### Reading passage:
— start —

Roberto V. Zicari: What mistakes did you do in your career and what did you learn from them? 

Jack Levis: Many of the things I mention here are because they were “blind spots” for me along the way.

I used to think more about building a tool rather than deploying an impact. This led to good tools that were not used to their potential.

Similar to above, I didn’t understand the importance of change management. I didn’t focus enough on deployment.

Given a chance people can accomplish much more than you think

Finally, early on I was a leader who acted like an architect. I felt I needed to set direction and create plans and vision that my people could follow.

I learned to be more of a caretaker. I set general direction and give my people the support and resources they need. I monitor progress and make adjustments as needed.

As I said earlier, given a chance people can accomplish much more than you think.


Jack Levis, Retired UPS Senior Director of Industrial Engineering, was responsible for the development of operational technology solutions. These solutions required advanced analytics to reengineer processes, streamline the business, and maximize productivity. Jack was the business owner and process designer for UPS’ Package Flow Technology suite of systems which includes its award-winning optimization, ORION (On Road Integrated Optimization and Navigation). These tools have been a breakthrough change for UPS, resulting in a reduction of 225 million miles driven each year. ORION alone is providing significant operational benefits to UPS and its customers. UPS estimates that ORION alone is reducing costs by $500M to $600M per year.

— end —

### Source material:

— start —

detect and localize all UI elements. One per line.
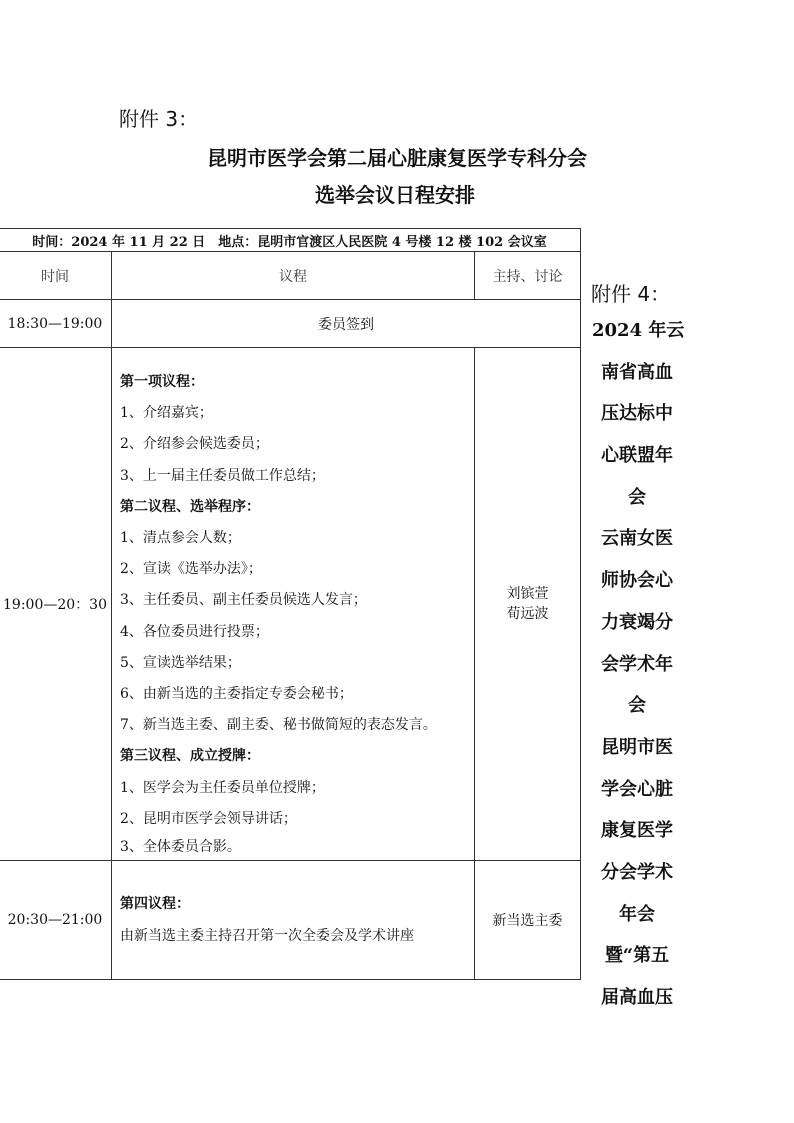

— end —

### Stated task:
Reproduce the interview excerpt starting at the words "Roberto V. Zicari: What" and ending after "adjustments as needed.", swapping "caretaker" for "gardener".

### Right answer:
Roberto V. Zicari: What mistakes did you do in your career and what did you learn from them? 

Jack Levis: Many of the things I mention here are because they were “blind spots” for me along the way.

I used to think more about building a tool rather than deploying an impact. This led to good tools that were not used to their potential.

Similar to above, I didn’t understand the importance of change management. I didn’t focus enough on deployment.

Given a chance people can accomplish much more than you think

Finally, early on I was a leader who acted like an architect. I felt I needed to set direction and create plans and vision that my people could follow.

I learned to be more of a gardener. I set general direction and give my people the support and resources they need. I monitor progress and make adjustments as needed.